** Opening Input material block **

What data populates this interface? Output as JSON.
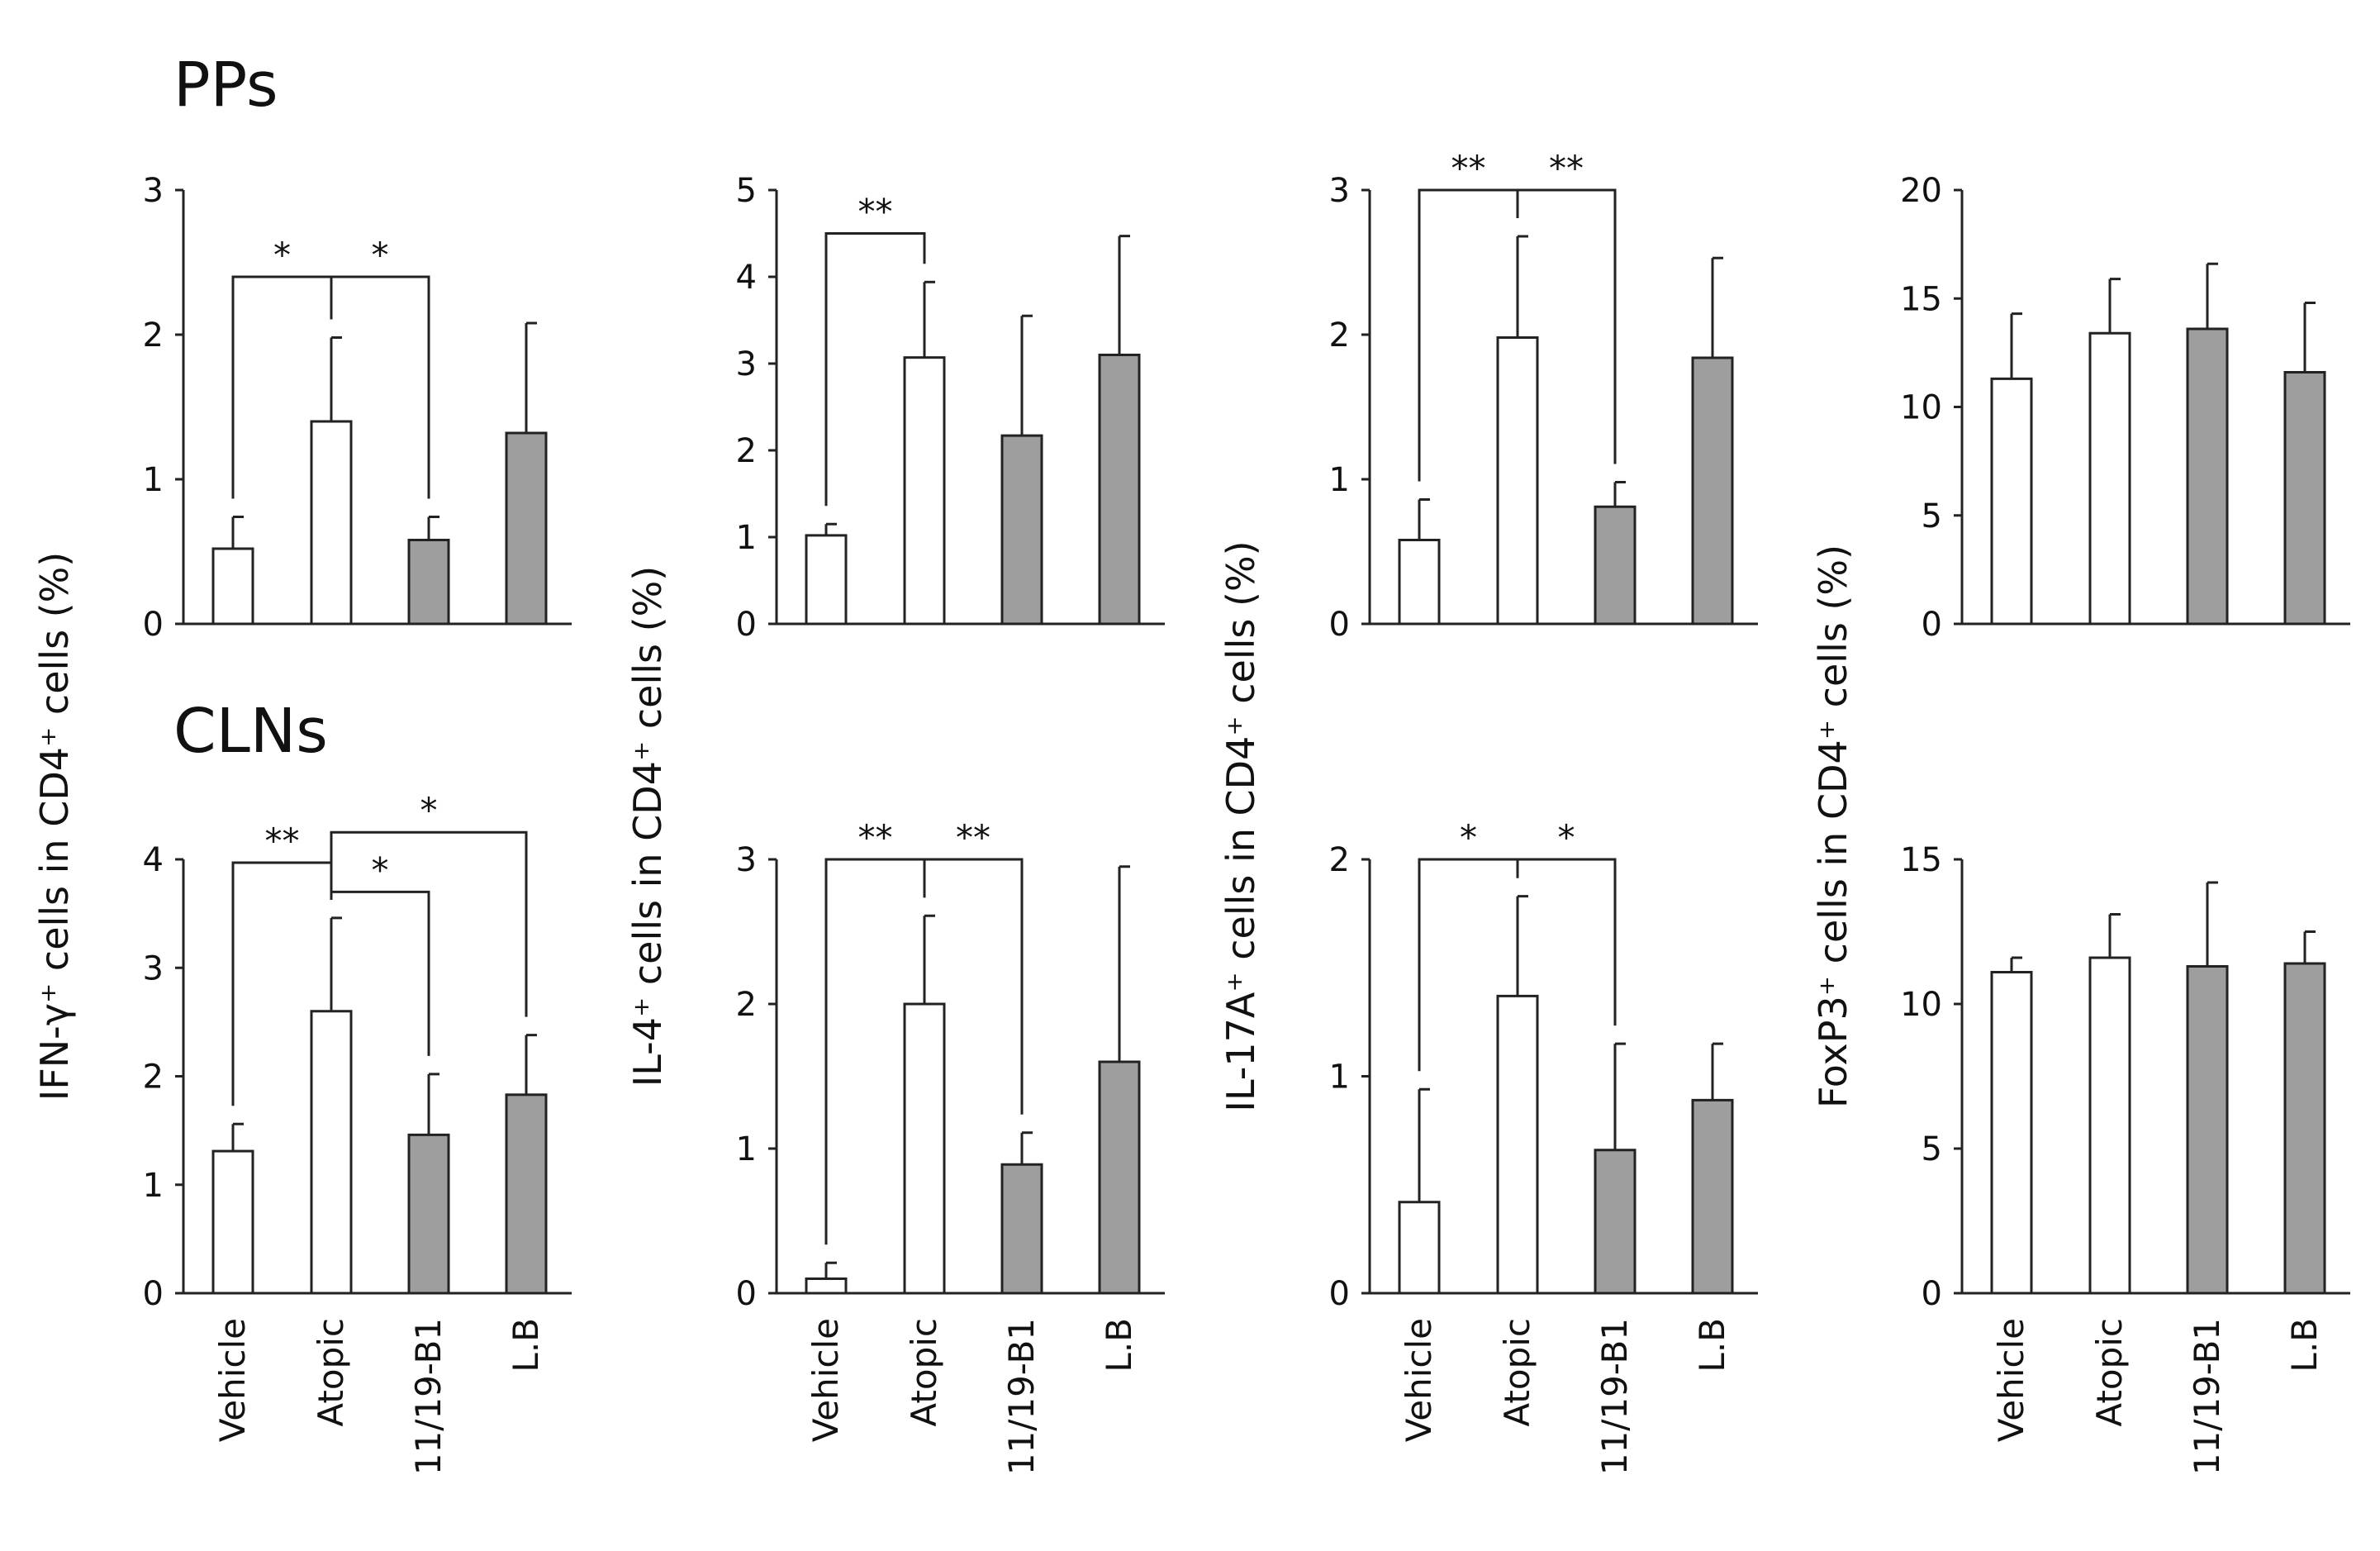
{
  "figure": {
    "sections": [
      "PPs",
      "CLNs"
    ],
    "categories": [
      "Vehicle",
      "Atopic",
      "11/19-B1",
      "L.B"
    ],
    "ylabels": [
      "IFN-γ⁺ cells in CD4⁺ cells (%)",
      "IL-4⁺ cells in CD4⁺ cells (%)",
      "IL-17A⁺ cells in CD4⁺ cells (%)",
      "FoxP3⁺ cells in CD4⁺ cells (%)"
    ],
    "colors": {
      "open": "#ffffff",
      "gray": "#9e9e9e",
      "stroke": "#222222"
    },
    "bar_fills": [
      "open",
      "open",
      "gray",
      "gray"
    ]
  },
  "chart_data": [
    {
      "type": "bar",
      "section": "PPs",
      "ylabel": "IFN-γ⁺ cells in CD4⁺ cells (%)",
      "categories": [
        "Vehicle",
        "Atopic",
        "11/19-B1",
        "L.B"
      ],
      "values": [
        0.52,
        1.4,
        0.58,
        1.32
      ],
      "errors": [
        0.22,
        0.58,
        0.16,
        0.76
      ],
      "ylim": [
        0,
        3
      ],
      "yticks": [
        0,
        1,
        2,
        3
      ],
      "significance": [
        {
          "from": 0,
          "to": 1,
          "label": "*",
          "y": 2.4
        },
        {
          "from": 1,
          "to": 2,
          "label": "*",
          "y": 2.4
        }
      ]
    },
    {
      "type": "bar",
      "section": "PPs",
      "ylabel": "IL-4⁺ cells in CD4⁺ cells (%)",
      "categories": [
        "Vehicle",
        "Atopic",
        "11/19-B1",
        "L.B"
      ],
      "values": [
        1.02,
        3.07,
        2.17,
        3.1
      ],
      "errors": [
        0.13,
        0.87,
        1.38,
        1.37
      ],
      "ylim": [
        0,
        5
      ],
      "yticks": [
        0,
        1,
        2,
        3,
        4,
        5
      ],
      "significance": [
        {
          "from": 0,
          "to": 1,
          "label": "**",
          "y": 4.5
        }
      ]
    },
    {
      "type": "bar",
      "section": "PPs",
      "ylabel": "IL-17A⁺ cells in CD4⁺ cells (%)",
      "categories": [
        "Vehicle",
        "Atopic",
        "11/19-B1",
        "L.B"
      ],
      "values": [
        0.58,
        1.98,
        0.81,
        1.84
      ],
      "errors": [
        0.28,
        0.7,
        0.17,
        0.69
      ],
      "ylim": [
        0,
        3
      ],
      "yticks": [
        0,
        1,
        2,
        3
      ],
      "significance": [
        {
          "from": 0,
          "to": 1,
          "label": "**",
          "y": 3.0
        },
        {
          "from": 1,
          "to": 2,
          "label": "**",
          "y": 3.0
        }
      ]
    },
    {
      "type": "bar",
      "section": "PPs",
      "ylabel": "FoxP3⁺ cells in CD4⁺ cells (%)",
      "categories": [
        "Vehicle",
        "Atopic",
        "11/19-B1",
        "L.B"
      ],
      "values": [
        11.3,
        13.4,
        13.6,
        11.6
      ],
      "errors": [
        3.0,
        2.5,
        3.0,
        3.2
      ],
      "ylim": [
        0,
        20
      ],
      "yticks": [
        0,
        5,
        10,
        15,
        20
      ],
      "significance": []
    },
    {
      "type": "bar",
      "section": "CLNs",
      "ylabel": "IFN-γ⁺ cells in CD4⁺ cells (%)",
      "categories": [
        "Vehicle",
        "Atopic",
        "11/19-B1",
        "L.B"
      ],
      "values": [
        1.31,
        2.6,
        1.46,
        1.83
      ],
      "errors": [
        0.25,
        0.86,
        0.56,
        0.55
      ],
      "ylim": [
        0,
        4
      ],
      "yticks": [
        0,
        1,
        2,
        3,
        4
      ],
      "significance": [
        {
          "from": 0,
          "to": 1,
          "label": "**",
          "y": 3.97
        },
        {
          "from": 1,
          "to": 2,
          "label": "*",
          "y": 3.7
        },
        {
          "from": 1,
          "to": 3,
          "label": "*",
          "y": 4.25
        }
      ]
    },
    {
      "type": "bar",
      "section": "CLNs",
      "ylabel": "IL-4⁺ cells in CD4⁺ cells (%)",
      "categories": [
        "Vehicle",
        "Atopic",
        "11/19-B1",
        "L.B"
      ],
      "values": [
        0.1,
        2.0,
        0.89,
        1.6
      ],
      "errors": [
        0.11,
        0.61,
        0.22,
        1.35
      ],
      "ylim": [
        0,
        3
      ],
      "yticks": [
        0,
        1,
        2,
        3
      ],
      "significance": [
        {
          "from": 0,
          "to": 1,
          "label": "**",
          "y": 3.0
        },
        {
          "from": 1,
          "to": 2,
          "label": "**",
          "y": 3.0
        }
      ]
    },
    {
      "type": "bar",
      "section": "CLNs",
      "ylabel": "IL-17A⁺ cells in CD4⁺ cells (%)",
      "categories": [
        "Vehicle",
        "Atopic",
        "11/19-B1",
        "L.B"
      ],
      "values": [
        0.42,
        1.37,
        0.66,
        0.89
      ],
      "errors": [
        0.52,
        0.46,
        0.49,
        0.26
      ],
      "ylim": [
        0,
        2
      ],
      "yticks": [
        0,
        1,
        2
      ],
      "significance": [
        {
          "from": 0,
          "to": 1,
          "label": "*",
          "y": 2.0
        },
        {
          "from": 1,
          "to": 2,
          "label": "*",
          "y": 2.0
        }
      ]
    },
    {
      "type": "bar",
      "section": "CLNs",
      "ylabel": "FoxP3⁺ cells in CD4⁺ cells (%)",
      "categories": [
        "Vehicle",
        "Atopic",
        "11/19-B1",
        "L.B"
      ],
      "values": [
        11.1,
        11.6,
        11.3,
        11.4
      ],
      "errors": [
        0.5,
        1.5,
        2.9,
        1.1
      ],
      "ylim": [
        0,
        15
      ],
      "yticks": [
        0,
        5,
        10,
        15
      ],
      "significance": []
    }
  ]
}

** Closing Input material block **

Repeat every line above exactly, minus the pictures.

What data populates this interface? Output as JSON.
{
  "figure": {
    "sections": [
      "PPs",
      "CLNs"
    ],
    "categories": [
      "Vehicle",
      "Atopic",
      "11/19-B1",
      "L.B"
    ],
    "ylabels": [
      "IFN-γ⁺ cells in CD4⁺ cells (%)",
      "IL-4⁺ cells in CD4⁺ cells (%)",
      "IL-17A⁺ cells in CD4⁺ cells (%)",
      "FoxP3⁺ cells in CD4⁺ cells (%)"
    ],
    "colors": {
      "open": "#ffffff",
      "gray": "#9e9e9e",
      "stroke": "#222222"
    },
    "bar_fills": [
      "open",
      "open",
      "gray",
      "gray"
    ]
  },
  "chart_data": [
    {
      "type": "bar",
      "section": "PPs",
      "ylabel": "IFN-γ⁺ cells in CD4⁺ cells (%)",
      "categories": [
        "Vehicle",
        "Atopic",
        "11/19-B1",
        "L.B"
      ],
      "values": [
        0.52,
        1.4,
        0.58,
        1.32
      ],
      "errors": [
        0.22,
        0.58,
        0.16,
        0.76
      ],
      "ylim": [
        0,
        3
      ],
      "yticks": [
        0,
        1,
        2,
        3
      ],
      "significance": [
        {
          "from": 0,
          "to": 1,
          "label": "*",
          "y": 2.4
        },
        {
          "from": 1,
          "to": 2,
          "label": "*",
          "y": 2.4
        }
      ]
    },
    {
      "type": "bar",
      "section": "PPs",
      "ylabel": "IL-4⁺ cells in CD4⁺ cells (%)",
      "categories": [
        "Vehicle",
        "Atopic",
        "11/19-B1",
        "L.B"
      ],
      "values": [
        1.02,
        3.07,
        2.17,
        3.1
      ],
      "errors": [
        0.13,
        0.87,
        1.38,
        1.37
      ],
      "ylim": [
        0,
        5
      ],
      "yticks": [
        0,
        1,
        2,
        3,
        4,
        5
      ],
      "significance": [
        {
          "from": 0,
          "to": 1,
          "label": "**",
          "y": 4.5
        }
      ]
    },
    {
      "type": "bar",
      "section": "PPs",
      "ylabel": "IL-17A⁺ cells in CD4⁺ cells (%)",
      "categories": [
        "Vehicle",
        "Atopic",
        "11/19-B1",
        "L.B"
      ],
      "values": [
        0.58,
        1.98,
        0.81,
        1.84
      ],
      "errors": [
        0.28,
        0.7,
        0.17,
        0.69
      ],
      "ylim": [
        0,
        3
      ],
      "yticks": [
        0,
        1,
        2,
        3
      ],
      "significance": [
        {
          "from": 0,
          "to": 1,
          "label": "**",
          "y": 3.0
        },
        {
          "from": 1,
          "to": 2,
          "label": "**",
          "y": 3.0
        }
      ]
    },
    {
      "type": "bar",
      "section": "PPs",
      "ylabel": "FoxP3⁺ cells in CD4⁺ cells (%)",
      "categories": [
        "Vehicle",
        "Atopic",
        "11/19-B1",
        "L.B"
      ],
      "values": [
        11.3,
        13.4,
        13.6,
        11.6
      ],
      "errors": [
        3.0,
        2.5,
        3.0,
        3.2
      ],
      "ylim": [
        0,
        20
      ],
      "yticks": [
        0,
        5,
        10,
        15,
        20
      ],
      "significance": []
    },
    {
      "type": "bar",
      "section": "CLNs",
      "ylabel": "IFN-γ⁺ cells in CD4⁺ cells (%)",
      "categories": [
        "Vehicle",
        "Atopic",
        "11/19-B1",
        "L.B"
      ],
      "values": [
        1.31,
        2.6,
        1.46,
        1.83
      ],
      "errors": [
        0.25,
        0.86,
        0.56,
        0.55
      ],
      "ylim": [
        0,
        4
      ],
      "yticks": [
        0,
        1,
        2,
        3,
        4
      ],
      "significance": [
        {
          "from": 0,
          "to": 1,
          "label": "**",
          "y": 3.97
        },
        {
          "from": 1,
          "to": 2,
          "label": "*",
          "y": 3.7
        },
        {
          "from": 1,
          "to": 3,
          "label": "*",
          "y": 4.25
        }
      ]
    },
    {
      "type": "bar",
      "section": "CLNs",
      "ylabel": "IL-4⁺ cells in CD4⁺ cells (%)",
      "categories": [
        "Vehicle",
        "Atopic",
        "11/19-B1",
        "L.B"
      ],
      "values": [
        0.1,
        2.0,
        0.89,
        1.6
      ],
      "errors": [
        0.11,
        0.61,
        0.22,
        1.35
      ],
      "ylim": [
        0,
        3
      ],
      "yticks": [
        0,
        1,
        2,
        3
      ],
      "significance": [
        {
          "from": 0,
          "to": 1,
          "label": "**",
          "y": 3.0
        },
        {
          "from": 1,
          "to": 2,
          "label": "**",
          "y": 3.0
        }
      ]
    },
    {
      "type": "bar",
      "section": "CLNs",
      "ylabel": "IL-17A⁺ cells in CD4⁺ cells (%)",
      "categories": [
        "Vehicle",
        "Atopic",
        "11/19-B1",
        "L.B"
      ],
      "values": [
        0.42,
        1.37,
        0.66,
        0.89
      ],
      "errors": [
        0.52,
        0.46,
        0.49,
        0.26
      ],
      "ylim": [
        0,
        2
      ],
      "yticks": [
        0,
        1,
        2
      ],
      "significance": [
        {
          "from": 0,
          "to": 1,
          "label": "*",
          "y": 2.0
        },
        {
          "from": 1,
          "to": 2,
          "label": "*",
          "y": 2.0
        }
      ]
    },
    {
      "type": "bar",
      "section": "CLNs",
      "ylabel": "FoxP3⁺ cells in CD4⁺ cells (%)",
      "categories": [
        "Vehicle",
        "Atopic",
        "11/19-B1",
        "L.B"
      ],
      "values": [
        11.1,
        11.6,
        11.3,
        11.4
      ],
      "errors": [
        0.5,
        1.5,
        2.9,
        1.1
      ],
      "ylim": [
        0,
        15
      ],
      "yticks": [
        0,
        5,
        10,
        15
      ],
      "significance": []
    }
  ]
}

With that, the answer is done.